* [Short exercise] Filter for the word "validité" and keep each matching line.

* [Dataset rows]
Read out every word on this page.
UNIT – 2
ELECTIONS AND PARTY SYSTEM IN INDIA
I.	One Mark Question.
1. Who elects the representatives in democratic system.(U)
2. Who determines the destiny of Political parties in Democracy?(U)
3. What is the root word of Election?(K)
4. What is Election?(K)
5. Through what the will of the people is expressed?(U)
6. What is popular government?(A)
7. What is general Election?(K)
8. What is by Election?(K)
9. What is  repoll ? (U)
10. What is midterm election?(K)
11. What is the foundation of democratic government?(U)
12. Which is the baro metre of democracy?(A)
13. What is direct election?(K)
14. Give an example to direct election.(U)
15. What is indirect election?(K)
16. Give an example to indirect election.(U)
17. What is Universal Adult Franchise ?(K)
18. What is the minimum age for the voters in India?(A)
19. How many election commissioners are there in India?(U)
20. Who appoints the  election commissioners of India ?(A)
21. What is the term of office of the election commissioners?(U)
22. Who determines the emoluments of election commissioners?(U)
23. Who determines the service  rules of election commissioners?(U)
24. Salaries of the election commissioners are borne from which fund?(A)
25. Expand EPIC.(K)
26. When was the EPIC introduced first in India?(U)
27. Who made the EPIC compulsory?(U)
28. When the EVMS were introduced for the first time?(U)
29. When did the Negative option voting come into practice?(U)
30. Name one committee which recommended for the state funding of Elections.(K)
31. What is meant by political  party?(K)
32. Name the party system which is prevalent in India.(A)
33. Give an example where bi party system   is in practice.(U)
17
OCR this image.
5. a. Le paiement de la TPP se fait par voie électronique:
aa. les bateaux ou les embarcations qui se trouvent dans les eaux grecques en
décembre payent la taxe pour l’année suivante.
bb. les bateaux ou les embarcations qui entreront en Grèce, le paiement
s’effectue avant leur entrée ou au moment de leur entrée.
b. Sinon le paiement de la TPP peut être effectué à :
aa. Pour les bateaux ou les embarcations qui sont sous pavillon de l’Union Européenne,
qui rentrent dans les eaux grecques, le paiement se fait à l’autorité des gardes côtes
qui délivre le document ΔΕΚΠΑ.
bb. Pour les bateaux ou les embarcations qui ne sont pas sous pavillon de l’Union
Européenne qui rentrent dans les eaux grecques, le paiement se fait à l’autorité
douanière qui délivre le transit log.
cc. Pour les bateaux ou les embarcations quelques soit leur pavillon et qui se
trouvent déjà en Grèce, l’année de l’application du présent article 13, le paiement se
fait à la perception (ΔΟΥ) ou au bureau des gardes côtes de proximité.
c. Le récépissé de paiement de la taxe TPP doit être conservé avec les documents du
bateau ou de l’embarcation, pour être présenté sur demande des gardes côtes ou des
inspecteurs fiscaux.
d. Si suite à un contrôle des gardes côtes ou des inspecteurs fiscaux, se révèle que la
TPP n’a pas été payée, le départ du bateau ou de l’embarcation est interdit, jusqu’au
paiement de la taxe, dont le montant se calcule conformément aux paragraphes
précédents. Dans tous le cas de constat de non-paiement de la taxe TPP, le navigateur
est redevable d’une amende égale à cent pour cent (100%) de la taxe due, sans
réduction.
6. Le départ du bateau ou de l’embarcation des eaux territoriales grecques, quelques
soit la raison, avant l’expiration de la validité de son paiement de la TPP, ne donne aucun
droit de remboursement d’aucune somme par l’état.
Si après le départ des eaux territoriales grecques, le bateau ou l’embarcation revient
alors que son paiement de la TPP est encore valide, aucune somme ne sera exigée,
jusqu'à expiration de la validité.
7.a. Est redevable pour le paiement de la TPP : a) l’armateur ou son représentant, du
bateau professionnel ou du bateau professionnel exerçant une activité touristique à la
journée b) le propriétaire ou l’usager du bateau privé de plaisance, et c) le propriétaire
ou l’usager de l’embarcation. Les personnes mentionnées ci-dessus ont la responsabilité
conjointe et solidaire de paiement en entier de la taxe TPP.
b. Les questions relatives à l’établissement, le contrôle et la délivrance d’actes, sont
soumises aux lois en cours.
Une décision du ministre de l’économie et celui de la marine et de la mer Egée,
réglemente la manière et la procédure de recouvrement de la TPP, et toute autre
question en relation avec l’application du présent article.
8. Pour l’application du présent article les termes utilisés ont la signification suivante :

* [Task answer]
soit la raison, avant l’expiration de la validité de son paiement de la TPP, ne donne aucun
jusqu'à expiration de la validité.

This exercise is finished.